* START SOURCE EXCERPT *
Redis is a single-threaded, high-throughput, low-latency, in-memory key-value store. That's a long (and overly hyphenated) way of saying that Redis uses in-memory data storage to deliver performance that’s hard to achieve using conventional databases.

If you're into databases and data structures, you might also enjoy knowing that Redis supports multiple types of data structures – including hashmaps, lists, sets, counters, and more. That makes it a very flexible key-value store that is suited for many use cases, such as caching, pub/sub patterns, text search, graphs, atomic operations, and rate limits, just to name a few.

On top of all of this, Redis also supports atomic operations, either through the use of transactions or by evaluating custom Lua scripts on requests. 

To enhance performance and resiliency, Redis supports sharding, although that comes at the cost of losing atomicity (since single commands can't run across shards). 

Alternatively, you can operate using a master/replica model that allows you to run multiple Redis nodes (each with a full copy of the data), achieving the benefits of more compute and memory resources without losing atomicity.

Master/Replicas vs. Sharding

Oh, and in case you're wondering what happens to your in-memory data if your nodes shut down unexpectedly, Redis has a solution for that: You can configure persistent storage using the fsync feature, which syncs data to persistent files as backups.

Common Redis use cases

Redis lends itself to a variety of use cases. Here's a look at some of the most popular reasons for choosing Redis.

Primary database

At first glance, you might assume that because Redis stores data in-memory instead of writing it to disk, it's not a great solution for running a primary database. Data stored in memory is in some respects less reliable because if the system shuts down suddenly, the data will be lost permanently.

That said, most modern servers are very stable and don't typically shut down without warning, so this is not typically a major issue. Plus, by distributing data across multiple nodes, Redis can provide a degree of protection against unexpected data loss. It's also possible to back up Redis data to persistent disk storage if you want even more protection against the risk of data loss.
* END SOURCE EXCERPT *
* START DATA ROWS *
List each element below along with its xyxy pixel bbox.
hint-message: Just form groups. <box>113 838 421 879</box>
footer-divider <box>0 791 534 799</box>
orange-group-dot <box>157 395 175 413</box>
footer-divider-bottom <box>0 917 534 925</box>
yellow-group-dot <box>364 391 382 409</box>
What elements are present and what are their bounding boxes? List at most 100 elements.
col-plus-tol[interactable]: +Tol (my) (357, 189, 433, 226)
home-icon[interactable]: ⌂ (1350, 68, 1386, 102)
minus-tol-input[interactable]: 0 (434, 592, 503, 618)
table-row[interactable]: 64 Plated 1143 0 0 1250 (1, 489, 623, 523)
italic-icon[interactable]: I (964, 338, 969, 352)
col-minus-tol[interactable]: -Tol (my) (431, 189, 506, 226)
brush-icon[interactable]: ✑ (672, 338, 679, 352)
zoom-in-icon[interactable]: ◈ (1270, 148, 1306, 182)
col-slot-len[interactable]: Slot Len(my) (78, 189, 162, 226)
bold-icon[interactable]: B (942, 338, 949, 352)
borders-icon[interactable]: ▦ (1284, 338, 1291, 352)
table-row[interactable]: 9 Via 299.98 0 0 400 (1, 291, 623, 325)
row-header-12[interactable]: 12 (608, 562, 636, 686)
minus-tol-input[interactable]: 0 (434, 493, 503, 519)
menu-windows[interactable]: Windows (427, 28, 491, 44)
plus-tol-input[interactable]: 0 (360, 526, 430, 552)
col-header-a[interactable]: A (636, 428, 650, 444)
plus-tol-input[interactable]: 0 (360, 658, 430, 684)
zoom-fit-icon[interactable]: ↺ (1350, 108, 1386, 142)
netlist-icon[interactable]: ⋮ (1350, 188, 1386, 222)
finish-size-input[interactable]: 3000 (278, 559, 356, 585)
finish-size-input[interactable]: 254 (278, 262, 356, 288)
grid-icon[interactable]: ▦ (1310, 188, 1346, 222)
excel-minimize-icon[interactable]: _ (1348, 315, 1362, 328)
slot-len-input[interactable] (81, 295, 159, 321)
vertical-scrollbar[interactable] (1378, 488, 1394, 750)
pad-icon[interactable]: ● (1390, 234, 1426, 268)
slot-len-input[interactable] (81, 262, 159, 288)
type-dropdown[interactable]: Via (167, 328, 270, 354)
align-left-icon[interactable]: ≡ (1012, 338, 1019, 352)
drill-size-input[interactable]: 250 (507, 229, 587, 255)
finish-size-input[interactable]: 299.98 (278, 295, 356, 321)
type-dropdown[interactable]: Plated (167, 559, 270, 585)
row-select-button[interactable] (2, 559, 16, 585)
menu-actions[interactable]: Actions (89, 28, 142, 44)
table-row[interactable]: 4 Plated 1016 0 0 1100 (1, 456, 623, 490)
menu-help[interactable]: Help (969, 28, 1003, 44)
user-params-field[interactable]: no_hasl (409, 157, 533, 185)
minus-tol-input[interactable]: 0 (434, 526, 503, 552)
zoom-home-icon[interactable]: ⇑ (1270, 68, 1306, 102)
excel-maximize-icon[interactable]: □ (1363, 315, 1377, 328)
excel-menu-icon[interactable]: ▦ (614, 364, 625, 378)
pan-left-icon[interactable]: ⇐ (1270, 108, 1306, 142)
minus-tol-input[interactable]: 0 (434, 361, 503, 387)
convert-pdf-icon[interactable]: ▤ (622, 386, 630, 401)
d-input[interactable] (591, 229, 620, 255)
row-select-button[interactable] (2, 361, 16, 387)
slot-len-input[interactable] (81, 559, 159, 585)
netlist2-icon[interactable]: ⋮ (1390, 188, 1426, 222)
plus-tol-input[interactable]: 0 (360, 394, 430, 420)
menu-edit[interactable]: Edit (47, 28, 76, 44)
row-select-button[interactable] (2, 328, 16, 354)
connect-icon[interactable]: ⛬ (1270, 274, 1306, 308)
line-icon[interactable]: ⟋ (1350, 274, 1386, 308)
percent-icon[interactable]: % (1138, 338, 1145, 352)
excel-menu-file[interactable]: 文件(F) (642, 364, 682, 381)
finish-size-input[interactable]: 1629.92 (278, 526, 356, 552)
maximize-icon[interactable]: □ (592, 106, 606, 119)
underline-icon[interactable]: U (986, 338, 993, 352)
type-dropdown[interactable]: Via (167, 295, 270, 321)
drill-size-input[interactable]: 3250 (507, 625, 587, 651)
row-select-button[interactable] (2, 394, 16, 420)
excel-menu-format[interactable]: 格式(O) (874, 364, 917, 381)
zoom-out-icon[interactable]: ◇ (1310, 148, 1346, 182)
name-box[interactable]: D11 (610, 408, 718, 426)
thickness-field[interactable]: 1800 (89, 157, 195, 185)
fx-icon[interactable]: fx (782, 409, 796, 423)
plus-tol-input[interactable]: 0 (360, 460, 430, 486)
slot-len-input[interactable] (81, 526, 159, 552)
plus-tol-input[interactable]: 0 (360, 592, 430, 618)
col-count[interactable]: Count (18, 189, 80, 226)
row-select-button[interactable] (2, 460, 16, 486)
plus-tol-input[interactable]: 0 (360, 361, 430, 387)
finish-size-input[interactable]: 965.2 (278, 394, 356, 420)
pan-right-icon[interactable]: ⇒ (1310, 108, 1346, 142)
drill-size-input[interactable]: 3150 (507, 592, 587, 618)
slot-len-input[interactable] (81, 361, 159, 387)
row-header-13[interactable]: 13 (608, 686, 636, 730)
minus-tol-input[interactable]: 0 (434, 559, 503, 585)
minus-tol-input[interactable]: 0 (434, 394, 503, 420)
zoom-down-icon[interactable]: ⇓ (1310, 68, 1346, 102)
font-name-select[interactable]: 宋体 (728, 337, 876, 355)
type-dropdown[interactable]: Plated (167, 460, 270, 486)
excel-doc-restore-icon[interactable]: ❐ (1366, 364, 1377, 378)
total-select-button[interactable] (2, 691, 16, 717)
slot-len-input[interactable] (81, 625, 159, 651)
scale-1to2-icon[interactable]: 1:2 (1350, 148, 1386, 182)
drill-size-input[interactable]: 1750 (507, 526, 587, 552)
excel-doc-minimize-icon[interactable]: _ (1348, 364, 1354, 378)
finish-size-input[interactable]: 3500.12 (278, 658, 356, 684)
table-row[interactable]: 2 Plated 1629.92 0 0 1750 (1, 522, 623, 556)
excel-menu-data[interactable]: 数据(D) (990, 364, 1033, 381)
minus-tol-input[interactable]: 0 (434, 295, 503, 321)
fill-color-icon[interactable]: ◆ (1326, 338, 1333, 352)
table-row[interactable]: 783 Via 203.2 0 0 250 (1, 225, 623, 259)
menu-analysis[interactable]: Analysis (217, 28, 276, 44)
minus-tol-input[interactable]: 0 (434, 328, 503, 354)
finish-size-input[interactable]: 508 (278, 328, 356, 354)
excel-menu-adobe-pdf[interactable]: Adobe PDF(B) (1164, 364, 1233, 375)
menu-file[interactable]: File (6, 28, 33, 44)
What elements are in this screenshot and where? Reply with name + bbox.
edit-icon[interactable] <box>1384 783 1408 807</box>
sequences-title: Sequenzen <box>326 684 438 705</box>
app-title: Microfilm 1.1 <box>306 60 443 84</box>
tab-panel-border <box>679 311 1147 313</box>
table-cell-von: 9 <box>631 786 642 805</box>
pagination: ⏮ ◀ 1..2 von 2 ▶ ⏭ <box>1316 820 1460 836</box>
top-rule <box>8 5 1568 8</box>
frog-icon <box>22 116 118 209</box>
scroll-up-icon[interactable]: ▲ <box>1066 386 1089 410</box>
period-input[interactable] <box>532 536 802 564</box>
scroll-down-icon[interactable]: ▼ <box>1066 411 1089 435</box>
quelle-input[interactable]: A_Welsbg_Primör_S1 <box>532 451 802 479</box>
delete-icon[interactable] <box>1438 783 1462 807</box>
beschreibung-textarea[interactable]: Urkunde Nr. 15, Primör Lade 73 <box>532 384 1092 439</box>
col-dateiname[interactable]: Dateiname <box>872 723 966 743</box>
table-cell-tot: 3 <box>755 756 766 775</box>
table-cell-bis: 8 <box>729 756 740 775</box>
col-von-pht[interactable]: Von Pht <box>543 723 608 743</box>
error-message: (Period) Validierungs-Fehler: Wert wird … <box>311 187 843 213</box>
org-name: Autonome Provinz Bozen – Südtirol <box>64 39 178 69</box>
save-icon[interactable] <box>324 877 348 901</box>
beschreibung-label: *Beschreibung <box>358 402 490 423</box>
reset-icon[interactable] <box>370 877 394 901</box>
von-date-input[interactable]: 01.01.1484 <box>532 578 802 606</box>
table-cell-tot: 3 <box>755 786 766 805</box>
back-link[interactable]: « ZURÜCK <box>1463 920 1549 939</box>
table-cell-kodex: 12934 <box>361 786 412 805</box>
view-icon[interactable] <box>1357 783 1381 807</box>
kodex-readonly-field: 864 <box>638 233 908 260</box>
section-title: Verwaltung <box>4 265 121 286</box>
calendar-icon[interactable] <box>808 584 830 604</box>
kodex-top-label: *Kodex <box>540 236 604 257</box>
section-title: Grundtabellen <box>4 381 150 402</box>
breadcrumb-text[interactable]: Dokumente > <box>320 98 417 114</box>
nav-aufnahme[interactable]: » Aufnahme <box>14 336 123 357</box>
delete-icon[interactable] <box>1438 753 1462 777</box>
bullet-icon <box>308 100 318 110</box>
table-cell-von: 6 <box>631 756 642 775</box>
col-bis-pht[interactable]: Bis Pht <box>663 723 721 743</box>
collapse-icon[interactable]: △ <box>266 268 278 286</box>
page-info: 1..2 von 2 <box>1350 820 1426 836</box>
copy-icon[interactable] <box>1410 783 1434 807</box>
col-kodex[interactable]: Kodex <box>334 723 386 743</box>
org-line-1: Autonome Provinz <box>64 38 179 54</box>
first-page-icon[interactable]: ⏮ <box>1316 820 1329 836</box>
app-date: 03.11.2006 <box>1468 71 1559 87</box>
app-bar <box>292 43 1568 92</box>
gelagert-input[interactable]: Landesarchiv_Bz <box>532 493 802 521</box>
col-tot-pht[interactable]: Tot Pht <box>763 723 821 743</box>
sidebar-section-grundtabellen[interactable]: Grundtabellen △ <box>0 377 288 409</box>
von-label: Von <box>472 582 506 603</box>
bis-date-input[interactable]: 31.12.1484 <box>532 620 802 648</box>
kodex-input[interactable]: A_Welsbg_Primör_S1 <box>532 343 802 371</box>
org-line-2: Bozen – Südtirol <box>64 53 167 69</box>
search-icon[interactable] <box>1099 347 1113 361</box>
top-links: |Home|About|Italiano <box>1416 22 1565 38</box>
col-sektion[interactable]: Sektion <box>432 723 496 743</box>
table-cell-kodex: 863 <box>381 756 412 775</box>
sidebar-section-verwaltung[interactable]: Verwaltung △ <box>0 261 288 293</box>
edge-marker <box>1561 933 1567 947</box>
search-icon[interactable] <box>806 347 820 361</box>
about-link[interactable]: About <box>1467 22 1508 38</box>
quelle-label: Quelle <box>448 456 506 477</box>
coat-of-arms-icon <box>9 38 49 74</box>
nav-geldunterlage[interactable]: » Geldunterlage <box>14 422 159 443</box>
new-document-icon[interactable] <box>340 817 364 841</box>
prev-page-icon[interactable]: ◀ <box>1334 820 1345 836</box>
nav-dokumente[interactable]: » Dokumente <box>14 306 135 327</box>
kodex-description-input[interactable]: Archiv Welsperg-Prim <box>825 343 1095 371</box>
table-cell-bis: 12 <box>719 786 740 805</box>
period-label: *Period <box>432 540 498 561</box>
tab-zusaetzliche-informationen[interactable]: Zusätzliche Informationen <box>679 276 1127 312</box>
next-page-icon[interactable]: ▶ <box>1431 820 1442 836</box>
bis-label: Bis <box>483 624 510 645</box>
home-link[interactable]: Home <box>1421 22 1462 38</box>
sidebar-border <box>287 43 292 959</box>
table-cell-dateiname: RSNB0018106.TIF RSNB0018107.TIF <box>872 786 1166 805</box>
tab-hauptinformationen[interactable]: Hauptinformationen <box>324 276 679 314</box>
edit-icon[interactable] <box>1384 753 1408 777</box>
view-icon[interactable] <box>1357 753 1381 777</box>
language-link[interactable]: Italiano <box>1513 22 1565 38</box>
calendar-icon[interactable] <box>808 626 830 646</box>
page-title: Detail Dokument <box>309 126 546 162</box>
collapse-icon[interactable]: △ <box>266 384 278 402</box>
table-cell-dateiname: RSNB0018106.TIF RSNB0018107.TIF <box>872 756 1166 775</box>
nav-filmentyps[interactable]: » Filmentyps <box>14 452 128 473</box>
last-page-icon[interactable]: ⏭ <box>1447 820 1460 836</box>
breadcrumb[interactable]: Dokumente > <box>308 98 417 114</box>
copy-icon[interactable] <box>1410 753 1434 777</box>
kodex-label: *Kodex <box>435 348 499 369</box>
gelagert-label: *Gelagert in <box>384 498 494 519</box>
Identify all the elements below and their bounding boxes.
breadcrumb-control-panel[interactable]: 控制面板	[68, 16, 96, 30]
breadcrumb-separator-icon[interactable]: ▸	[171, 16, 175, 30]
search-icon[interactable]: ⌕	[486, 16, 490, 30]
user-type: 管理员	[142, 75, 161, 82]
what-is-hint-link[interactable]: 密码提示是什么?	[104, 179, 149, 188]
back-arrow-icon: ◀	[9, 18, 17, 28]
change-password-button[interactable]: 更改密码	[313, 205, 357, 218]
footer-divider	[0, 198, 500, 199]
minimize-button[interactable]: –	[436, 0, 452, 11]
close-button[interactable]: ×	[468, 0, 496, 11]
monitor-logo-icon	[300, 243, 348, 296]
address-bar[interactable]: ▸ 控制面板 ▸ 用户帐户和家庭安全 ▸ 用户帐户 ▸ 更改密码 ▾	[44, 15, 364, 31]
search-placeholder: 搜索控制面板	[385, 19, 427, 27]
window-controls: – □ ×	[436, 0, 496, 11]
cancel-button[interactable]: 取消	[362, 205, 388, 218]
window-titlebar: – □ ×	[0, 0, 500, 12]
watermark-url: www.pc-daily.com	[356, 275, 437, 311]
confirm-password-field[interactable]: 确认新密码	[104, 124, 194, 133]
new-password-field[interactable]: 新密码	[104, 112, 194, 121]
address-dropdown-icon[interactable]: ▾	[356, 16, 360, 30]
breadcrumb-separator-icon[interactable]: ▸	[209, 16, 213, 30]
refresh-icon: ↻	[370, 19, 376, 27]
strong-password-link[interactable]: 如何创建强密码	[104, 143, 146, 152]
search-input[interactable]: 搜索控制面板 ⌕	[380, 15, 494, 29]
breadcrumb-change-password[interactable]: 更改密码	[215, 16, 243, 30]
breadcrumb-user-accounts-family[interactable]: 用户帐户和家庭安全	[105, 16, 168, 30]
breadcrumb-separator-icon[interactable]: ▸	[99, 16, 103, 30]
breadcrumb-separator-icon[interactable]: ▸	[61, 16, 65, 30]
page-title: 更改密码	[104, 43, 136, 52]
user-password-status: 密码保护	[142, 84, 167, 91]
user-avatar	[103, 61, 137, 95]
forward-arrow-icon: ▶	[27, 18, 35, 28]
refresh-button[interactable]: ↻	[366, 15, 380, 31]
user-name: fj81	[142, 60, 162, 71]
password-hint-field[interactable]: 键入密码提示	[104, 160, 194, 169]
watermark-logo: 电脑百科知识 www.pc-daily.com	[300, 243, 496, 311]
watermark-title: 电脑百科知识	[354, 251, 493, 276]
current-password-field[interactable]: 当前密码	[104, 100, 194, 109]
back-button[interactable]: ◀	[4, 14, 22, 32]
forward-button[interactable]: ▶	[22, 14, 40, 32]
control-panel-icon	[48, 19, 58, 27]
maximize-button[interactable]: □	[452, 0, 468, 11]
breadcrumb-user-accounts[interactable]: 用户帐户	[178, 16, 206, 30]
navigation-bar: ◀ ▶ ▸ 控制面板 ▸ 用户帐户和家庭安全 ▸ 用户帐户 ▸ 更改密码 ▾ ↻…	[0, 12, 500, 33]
* END DATA ROWS *
◆ INSTRUCTIONS:
1) Translate this sentence from the Redis overview into Spanish: "On top of all of this, Redis also supports atomic operations, either through the use of transactions or by evaluating custom Lua scripts on requests."
2) Pick up the Redis overview after its final sentence and write the next part.

◆ RESPONSES TO THE TASKS:
1) Además de todo esto, Redis también admite operaciones atómicas, ya sea mediante el uso de transacciones o evaluando scripts de Lua personalizados en las solicitudes.

2)
All of the above means that people can, and often do, use Redis instances as their main database. In this sense, Redis can serve as an alternative to popular traditional databases, like MySQL, which store data on disk instead of in memory – but which are also typically much slower than Redis precisely because they don't take advantage of in-memory data storage.

Data caching

In addition to speeding up data access by keeping data in memory, Redis can improve performance even more by storing frequently accessed data in the Redis cache. This means that rather than having to serve the data from scratch each time it's requested, Redis keeps the information in a location where it can be accessed within just milliseconds.

Caching enables a better user experience because it allows applications to fulfill requests faster. In addition, caching can reduce the CPU and memory usage associated with Redis database operations by eliminating the need to process repetitive requests fully.

Stream processing

The ability to serve data very quickly makes Redis instances a powerful solution for stream processing use cases – meaning ones where incoming data must be processed as quickly as it's created.

For instance, if you want to ingest user messages into a database where you can also begin analyzing them in real time, a Redis database could help you do that. Likewise, Redis could write notifications from monitoring or observability data to a data stream so that they'll be immediately available for processing.

Message queuing

Along similar lines, a Redis instance works well for message queuing use cases. These are situations where applications need to exchange messages for purposes like keeping in sync with one another or processing requests within a distributed system. Redis can support this type of use case by storing each message or task in a queue, and then distributing them as needed.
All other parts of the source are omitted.